Without further comment, state how many lines in the listing below contain the word "Rengjøring".
__________________________________________________
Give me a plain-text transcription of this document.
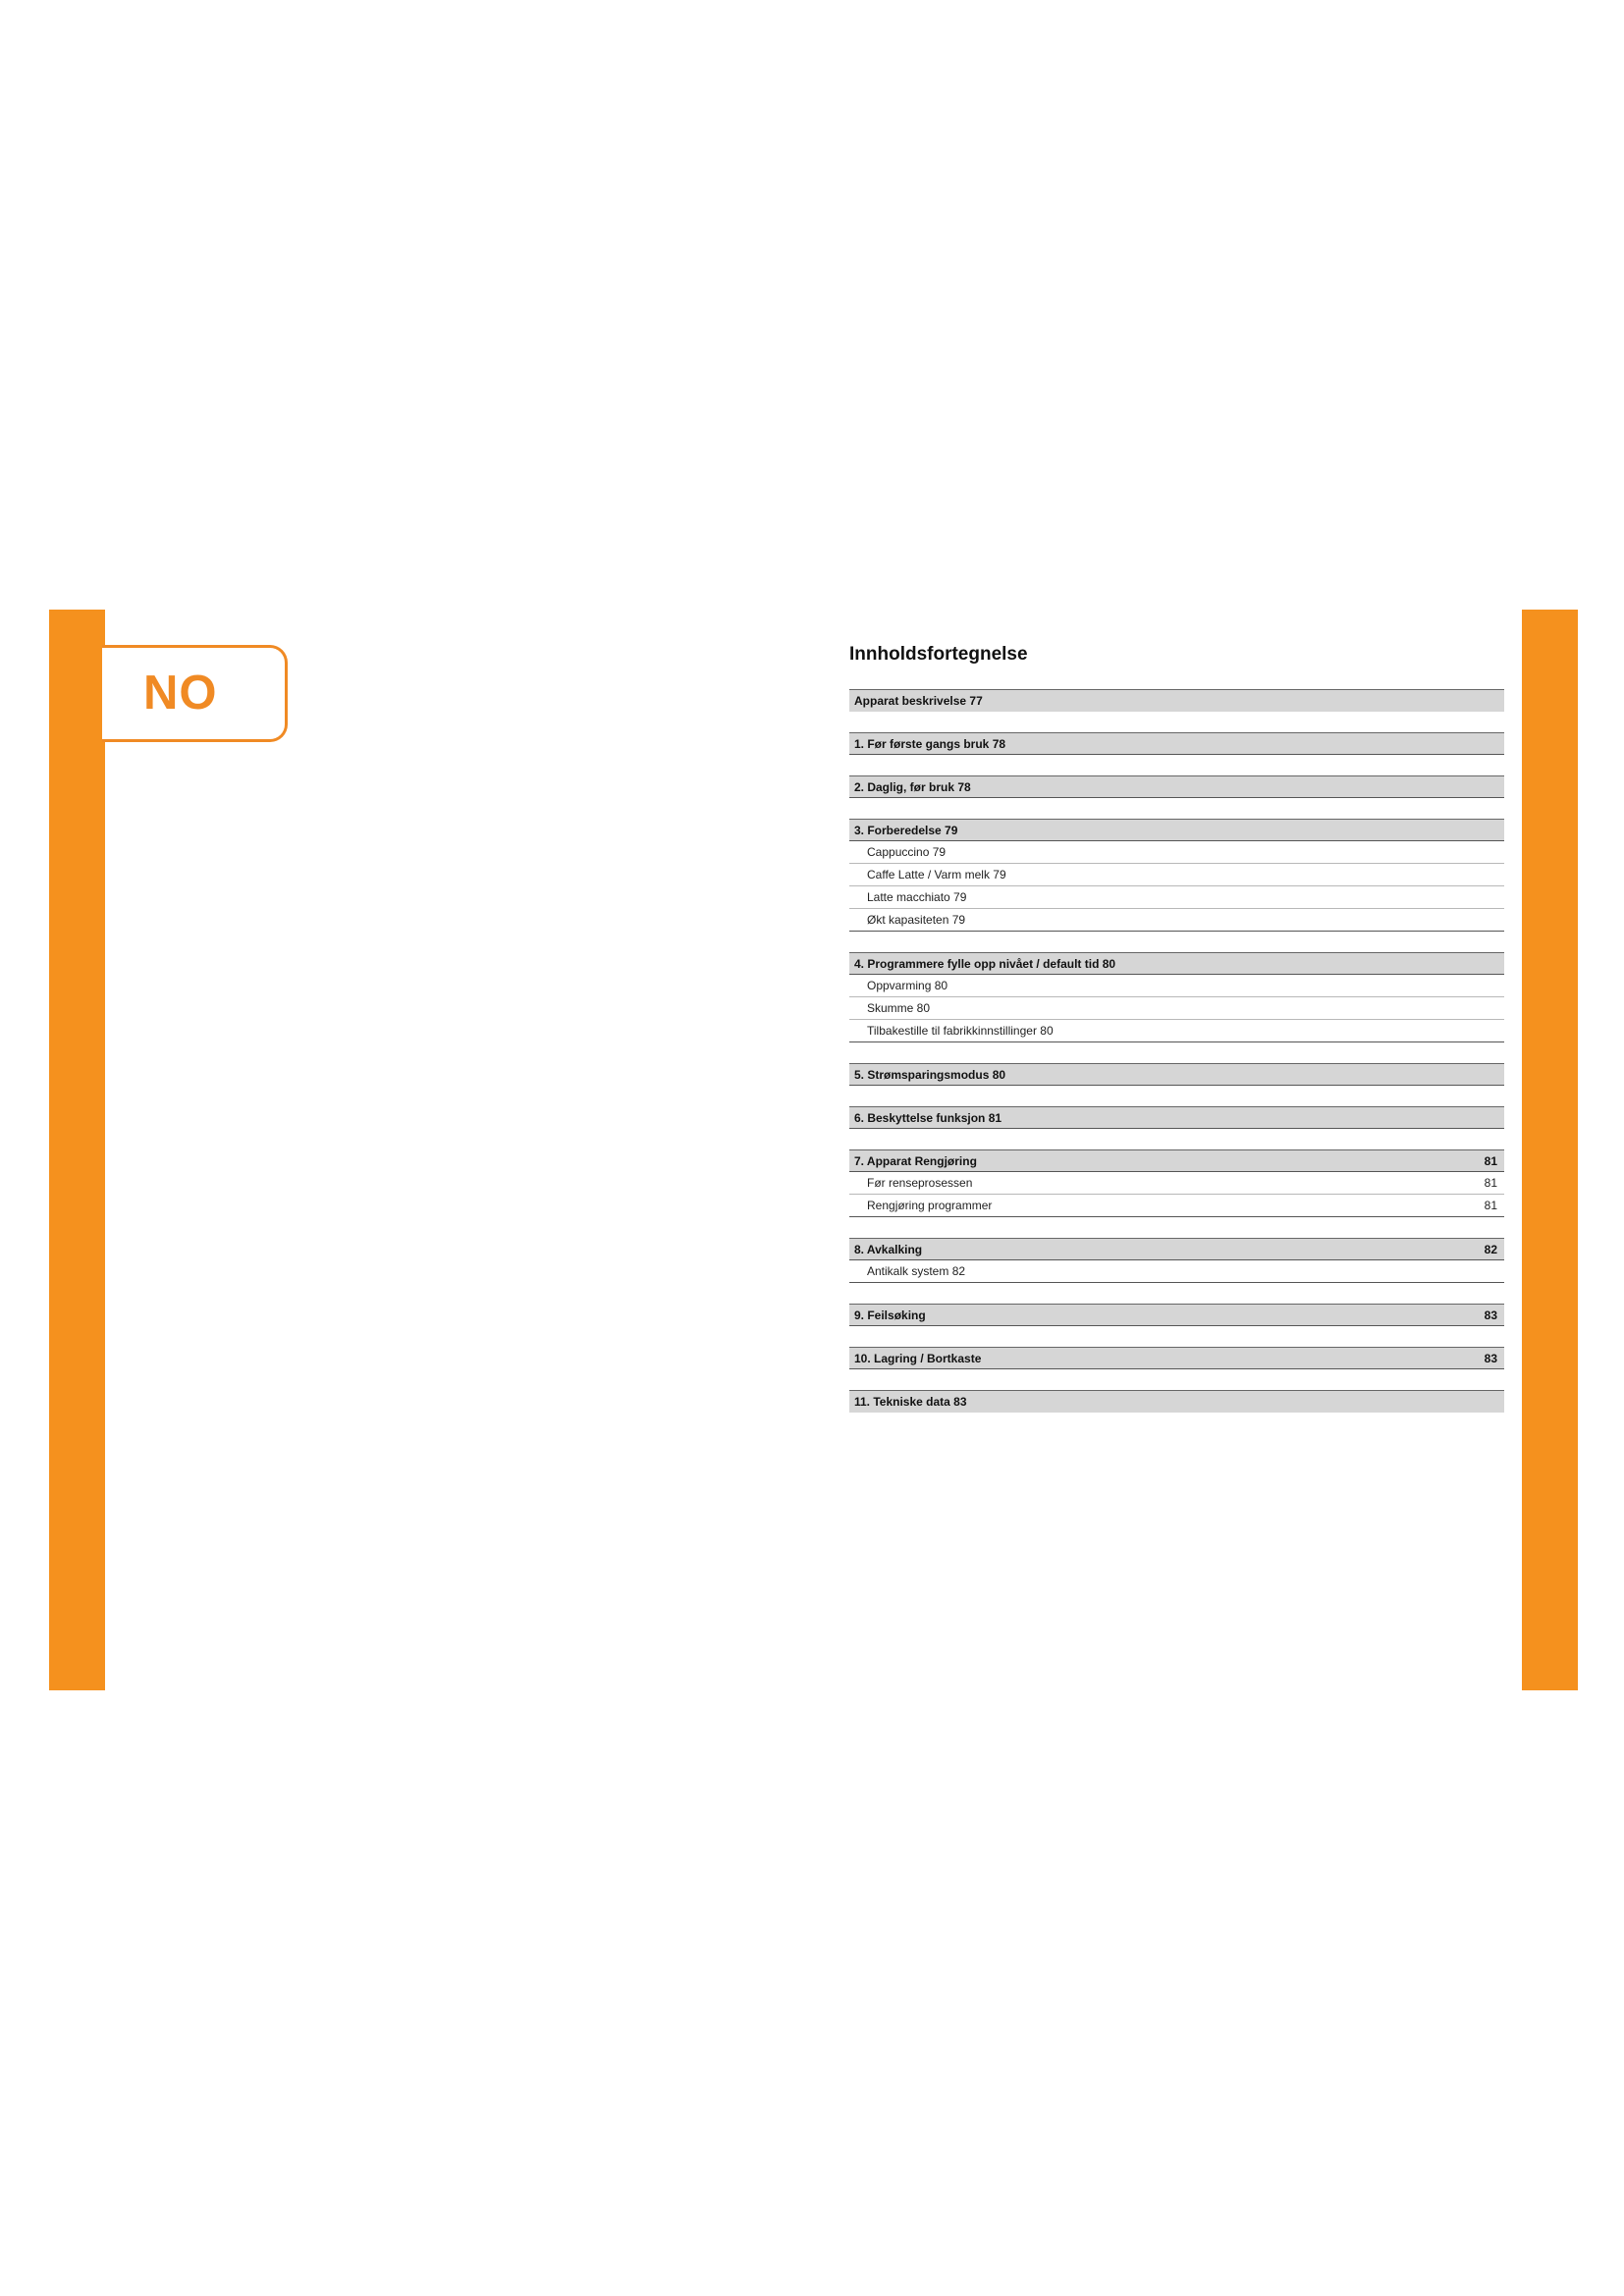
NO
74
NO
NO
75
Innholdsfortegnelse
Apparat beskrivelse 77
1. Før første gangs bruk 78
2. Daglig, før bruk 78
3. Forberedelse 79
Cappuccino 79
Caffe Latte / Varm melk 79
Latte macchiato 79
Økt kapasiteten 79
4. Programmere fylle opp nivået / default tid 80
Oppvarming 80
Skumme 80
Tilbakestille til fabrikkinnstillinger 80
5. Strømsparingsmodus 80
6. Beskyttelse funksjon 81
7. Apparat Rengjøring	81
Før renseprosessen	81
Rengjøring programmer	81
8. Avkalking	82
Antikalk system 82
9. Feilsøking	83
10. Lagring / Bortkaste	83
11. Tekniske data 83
__________________________________________________
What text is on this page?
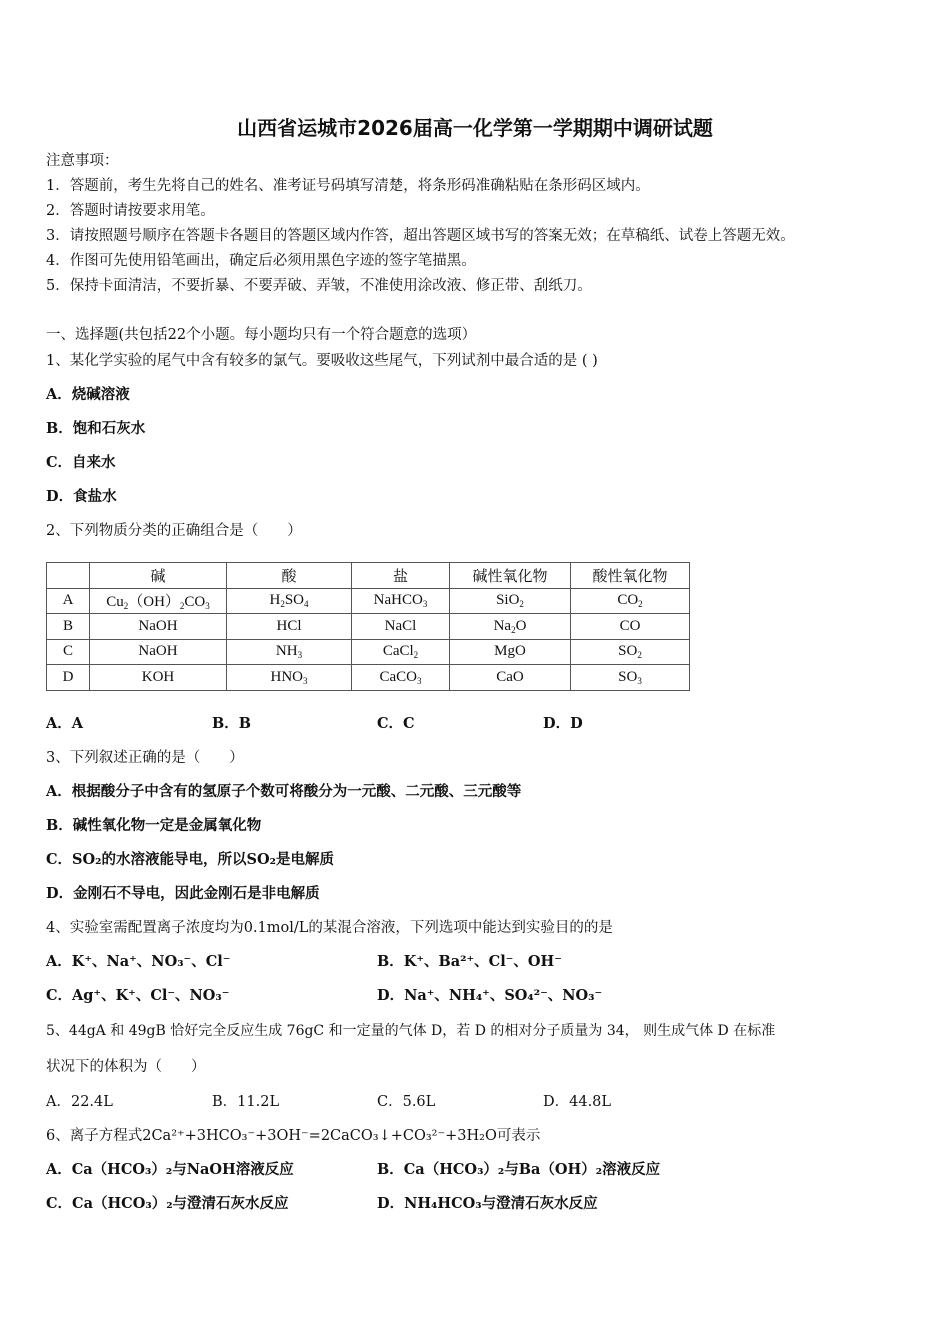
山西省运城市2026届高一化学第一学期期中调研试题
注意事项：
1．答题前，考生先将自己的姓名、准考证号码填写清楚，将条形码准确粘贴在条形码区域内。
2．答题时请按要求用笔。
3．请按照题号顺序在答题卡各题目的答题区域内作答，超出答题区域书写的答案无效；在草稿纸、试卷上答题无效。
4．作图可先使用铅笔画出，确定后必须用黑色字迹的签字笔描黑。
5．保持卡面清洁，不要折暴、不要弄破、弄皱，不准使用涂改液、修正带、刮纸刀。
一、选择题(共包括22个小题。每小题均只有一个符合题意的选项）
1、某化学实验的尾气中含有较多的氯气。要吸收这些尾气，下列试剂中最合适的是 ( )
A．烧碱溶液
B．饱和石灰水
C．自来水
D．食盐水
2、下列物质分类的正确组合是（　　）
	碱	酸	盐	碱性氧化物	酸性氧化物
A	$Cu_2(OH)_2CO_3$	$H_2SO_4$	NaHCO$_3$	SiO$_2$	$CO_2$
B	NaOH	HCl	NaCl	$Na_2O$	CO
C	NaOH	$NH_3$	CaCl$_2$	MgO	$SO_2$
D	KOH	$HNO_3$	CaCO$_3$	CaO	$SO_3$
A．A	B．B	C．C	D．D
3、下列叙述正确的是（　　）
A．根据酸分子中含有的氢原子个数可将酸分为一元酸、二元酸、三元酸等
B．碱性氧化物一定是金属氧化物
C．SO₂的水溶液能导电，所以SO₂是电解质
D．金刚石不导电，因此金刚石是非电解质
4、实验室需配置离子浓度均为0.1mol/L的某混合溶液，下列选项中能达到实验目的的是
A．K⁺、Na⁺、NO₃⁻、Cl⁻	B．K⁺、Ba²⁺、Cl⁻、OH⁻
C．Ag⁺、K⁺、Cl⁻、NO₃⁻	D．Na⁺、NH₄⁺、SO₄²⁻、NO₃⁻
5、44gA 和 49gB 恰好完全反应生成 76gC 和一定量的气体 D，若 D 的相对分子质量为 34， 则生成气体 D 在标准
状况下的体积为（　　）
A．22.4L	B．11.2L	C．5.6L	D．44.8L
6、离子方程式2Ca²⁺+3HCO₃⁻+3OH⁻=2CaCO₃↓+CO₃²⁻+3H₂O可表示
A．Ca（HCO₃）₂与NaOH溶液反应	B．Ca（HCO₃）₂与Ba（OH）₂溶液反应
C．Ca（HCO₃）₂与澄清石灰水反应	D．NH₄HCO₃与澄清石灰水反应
__________________________________________________
● **Solution to the problem**: 2